RECORDED DATA
☆ ☆ ☆

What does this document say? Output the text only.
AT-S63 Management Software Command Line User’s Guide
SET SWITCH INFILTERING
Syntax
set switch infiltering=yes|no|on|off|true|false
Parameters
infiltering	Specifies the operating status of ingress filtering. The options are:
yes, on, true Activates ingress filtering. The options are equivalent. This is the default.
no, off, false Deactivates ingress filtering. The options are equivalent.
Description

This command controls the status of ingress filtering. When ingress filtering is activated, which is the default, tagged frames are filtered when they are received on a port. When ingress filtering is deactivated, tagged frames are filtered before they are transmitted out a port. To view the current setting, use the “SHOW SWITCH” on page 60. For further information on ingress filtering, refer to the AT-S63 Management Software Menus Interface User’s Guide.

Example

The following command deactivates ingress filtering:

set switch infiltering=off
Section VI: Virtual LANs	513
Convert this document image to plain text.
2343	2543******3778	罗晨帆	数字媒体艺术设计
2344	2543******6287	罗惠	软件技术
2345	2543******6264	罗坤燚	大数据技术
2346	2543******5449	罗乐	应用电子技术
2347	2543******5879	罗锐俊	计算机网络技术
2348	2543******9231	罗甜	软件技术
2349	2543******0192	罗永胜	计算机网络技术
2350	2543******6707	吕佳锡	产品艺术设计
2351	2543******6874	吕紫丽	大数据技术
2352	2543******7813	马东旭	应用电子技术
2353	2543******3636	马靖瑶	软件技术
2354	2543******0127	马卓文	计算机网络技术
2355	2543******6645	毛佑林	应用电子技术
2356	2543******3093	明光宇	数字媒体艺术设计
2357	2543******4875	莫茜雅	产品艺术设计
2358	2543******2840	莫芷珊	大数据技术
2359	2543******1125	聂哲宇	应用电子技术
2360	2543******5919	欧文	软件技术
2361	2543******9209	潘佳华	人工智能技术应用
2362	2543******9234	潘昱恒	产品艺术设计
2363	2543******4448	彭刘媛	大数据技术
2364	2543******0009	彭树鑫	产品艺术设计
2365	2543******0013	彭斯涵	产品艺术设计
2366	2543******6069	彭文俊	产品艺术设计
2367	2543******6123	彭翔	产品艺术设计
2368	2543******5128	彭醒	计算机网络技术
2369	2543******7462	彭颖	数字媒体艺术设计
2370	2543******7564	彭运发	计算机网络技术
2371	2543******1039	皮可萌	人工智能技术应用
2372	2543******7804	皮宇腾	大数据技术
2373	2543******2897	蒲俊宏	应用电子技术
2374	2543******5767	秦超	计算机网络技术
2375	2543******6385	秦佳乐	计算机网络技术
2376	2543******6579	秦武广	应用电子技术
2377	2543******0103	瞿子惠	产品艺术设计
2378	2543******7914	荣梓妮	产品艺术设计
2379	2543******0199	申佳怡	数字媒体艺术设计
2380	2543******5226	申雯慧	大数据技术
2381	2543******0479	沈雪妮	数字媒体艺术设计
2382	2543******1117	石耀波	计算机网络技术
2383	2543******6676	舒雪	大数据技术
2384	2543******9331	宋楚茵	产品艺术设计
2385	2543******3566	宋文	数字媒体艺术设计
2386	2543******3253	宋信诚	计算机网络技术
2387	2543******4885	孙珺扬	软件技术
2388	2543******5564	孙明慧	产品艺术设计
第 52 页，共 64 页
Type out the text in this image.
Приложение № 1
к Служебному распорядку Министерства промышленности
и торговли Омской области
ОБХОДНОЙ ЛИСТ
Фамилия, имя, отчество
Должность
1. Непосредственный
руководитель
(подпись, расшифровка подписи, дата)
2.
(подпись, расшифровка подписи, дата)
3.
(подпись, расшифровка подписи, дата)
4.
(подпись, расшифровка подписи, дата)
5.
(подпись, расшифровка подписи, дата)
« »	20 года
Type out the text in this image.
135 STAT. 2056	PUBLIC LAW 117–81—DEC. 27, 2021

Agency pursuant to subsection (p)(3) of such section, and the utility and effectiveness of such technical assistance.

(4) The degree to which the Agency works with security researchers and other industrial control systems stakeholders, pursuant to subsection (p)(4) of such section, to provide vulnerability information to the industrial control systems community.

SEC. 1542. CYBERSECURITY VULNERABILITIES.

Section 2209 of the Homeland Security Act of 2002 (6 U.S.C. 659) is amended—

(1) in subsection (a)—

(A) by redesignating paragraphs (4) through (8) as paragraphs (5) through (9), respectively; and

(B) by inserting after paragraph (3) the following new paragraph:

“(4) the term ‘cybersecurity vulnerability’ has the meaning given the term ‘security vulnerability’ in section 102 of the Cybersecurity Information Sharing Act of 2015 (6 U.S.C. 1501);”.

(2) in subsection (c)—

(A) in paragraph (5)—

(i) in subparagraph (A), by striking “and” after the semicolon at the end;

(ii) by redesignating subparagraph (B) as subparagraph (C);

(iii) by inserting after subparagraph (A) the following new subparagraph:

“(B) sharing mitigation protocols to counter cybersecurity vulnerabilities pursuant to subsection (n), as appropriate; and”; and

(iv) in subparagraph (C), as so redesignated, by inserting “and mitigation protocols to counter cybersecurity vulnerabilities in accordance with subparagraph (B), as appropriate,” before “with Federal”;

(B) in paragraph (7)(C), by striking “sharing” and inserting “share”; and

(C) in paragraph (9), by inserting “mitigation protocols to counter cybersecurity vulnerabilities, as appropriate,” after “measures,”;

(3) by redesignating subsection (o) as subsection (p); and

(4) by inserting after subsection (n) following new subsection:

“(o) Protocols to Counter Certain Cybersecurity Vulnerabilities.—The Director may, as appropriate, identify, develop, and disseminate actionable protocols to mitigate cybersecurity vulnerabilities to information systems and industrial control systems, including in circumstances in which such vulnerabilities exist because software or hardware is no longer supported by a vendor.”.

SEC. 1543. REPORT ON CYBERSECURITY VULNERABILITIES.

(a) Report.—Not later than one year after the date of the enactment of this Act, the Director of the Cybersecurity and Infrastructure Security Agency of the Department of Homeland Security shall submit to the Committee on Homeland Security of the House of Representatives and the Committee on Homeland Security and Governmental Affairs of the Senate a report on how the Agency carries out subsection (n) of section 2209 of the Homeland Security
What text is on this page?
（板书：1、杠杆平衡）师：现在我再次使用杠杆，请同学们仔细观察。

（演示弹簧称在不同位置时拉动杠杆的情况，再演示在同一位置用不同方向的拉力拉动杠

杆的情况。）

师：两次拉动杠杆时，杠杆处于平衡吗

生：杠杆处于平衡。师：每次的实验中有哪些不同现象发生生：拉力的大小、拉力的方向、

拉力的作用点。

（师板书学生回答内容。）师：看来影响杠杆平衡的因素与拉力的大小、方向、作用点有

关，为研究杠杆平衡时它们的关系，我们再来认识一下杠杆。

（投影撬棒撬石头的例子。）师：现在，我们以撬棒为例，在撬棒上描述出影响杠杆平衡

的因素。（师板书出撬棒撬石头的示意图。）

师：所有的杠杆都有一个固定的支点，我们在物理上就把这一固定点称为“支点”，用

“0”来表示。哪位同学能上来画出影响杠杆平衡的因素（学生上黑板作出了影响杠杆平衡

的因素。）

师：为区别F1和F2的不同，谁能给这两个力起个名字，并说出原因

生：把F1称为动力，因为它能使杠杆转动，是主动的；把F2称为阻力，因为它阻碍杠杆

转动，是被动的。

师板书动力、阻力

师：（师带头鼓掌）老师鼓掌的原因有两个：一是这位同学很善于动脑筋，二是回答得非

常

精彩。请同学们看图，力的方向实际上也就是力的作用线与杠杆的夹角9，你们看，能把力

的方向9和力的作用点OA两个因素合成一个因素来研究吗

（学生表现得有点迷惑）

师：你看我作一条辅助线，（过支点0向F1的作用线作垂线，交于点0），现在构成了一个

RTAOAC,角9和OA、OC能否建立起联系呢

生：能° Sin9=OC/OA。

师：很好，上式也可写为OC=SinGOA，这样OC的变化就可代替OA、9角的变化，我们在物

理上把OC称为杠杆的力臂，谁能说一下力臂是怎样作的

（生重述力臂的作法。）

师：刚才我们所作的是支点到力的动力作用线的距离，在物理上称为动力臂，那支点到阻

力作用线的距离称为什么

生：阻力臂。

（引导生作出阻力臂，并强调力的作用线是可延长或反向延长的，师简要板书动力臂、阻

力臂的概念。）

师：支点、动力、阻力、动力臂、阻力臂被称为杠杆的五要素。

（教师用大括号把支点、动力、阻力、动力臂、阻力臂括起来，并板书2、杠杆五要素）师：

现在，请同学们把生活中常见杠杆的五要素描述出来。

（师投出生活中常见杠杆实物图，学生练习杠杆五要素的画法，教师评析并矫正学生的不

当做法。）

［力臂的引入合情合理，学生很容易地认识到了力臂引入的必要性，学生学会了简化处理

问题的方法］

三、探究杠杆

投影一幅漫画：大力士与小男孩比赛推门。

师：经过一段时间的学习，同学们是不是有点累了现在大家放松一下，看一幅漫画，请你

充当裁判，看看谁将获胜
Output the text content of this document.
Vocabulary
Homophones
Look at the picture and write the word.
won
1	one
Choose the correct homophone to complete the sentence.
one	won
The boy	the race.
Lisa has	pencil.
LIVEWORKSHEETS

☆ ☆ ☆

BRIEF
Where a line above holds the string "text", show that line.

ANSWER TO THIS PROBLEM
What does this document say? Output the text only.
Convert this document image to plain text.
Type out the text in this image.
Type out the text in this image.
What text is on this page?
Output the text content of this document.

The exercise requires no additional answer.